— start DATASET RECORDS —

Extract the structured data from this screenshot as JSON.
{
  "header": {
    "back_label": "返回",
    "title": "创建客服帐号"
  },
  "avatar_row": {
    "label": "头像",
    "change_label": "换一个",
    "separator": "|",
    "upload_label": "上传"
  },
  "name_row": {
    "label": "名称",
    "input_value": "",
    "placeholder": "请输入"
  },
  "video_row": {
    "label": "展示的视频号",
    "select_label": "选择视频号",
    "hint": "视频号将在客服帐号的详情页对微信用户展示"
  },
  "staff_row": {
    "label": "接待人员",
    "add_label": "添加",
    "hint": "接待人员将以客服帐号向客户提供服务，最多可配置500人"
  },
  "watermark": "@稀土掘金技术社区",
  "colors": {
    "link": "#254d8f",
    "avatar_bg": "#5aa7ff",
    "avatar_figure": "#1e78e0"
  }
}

— end DATASET RECORDS —

● DIRECTIONS FOR THIS TASK: Extract every record. Keep wording exact.

● SOLUTION TO THIS TASK:
Extract the structured data from this screenshot as JSON.
{
  "header": {
    "back_label": "返回",
    "title": "创建客服帐号"
  },
  "avatar_row": {
    "label": "头像",
    "change_label": "换一个",
    "separator": "|",
    "upload_label": "上传"
  },
  "name_row": {
    "label": "名称",
    "input_value": "",
    "placeholder": "请输入"
  },
  "video_row": {
    "label": "展示的视频号",
    "select_label": "选择视频号",
    "hint": "视频号将在客服帐号的详情页对微信用户展示"
  },
  "staff_row": {
    "label": "接待人员",
    "add_label": "添加",
    "hint": "接待人员将以客服帐号向客户提供服务，最多可配置500人"
  },
  "watermark": "@稀土掘金技术社区",
  "colors": {
    "link": "#254d8f",
    "avatar_bg": "#5aa7ff",
    "avatar_figure": "#1e78e0"
  }
}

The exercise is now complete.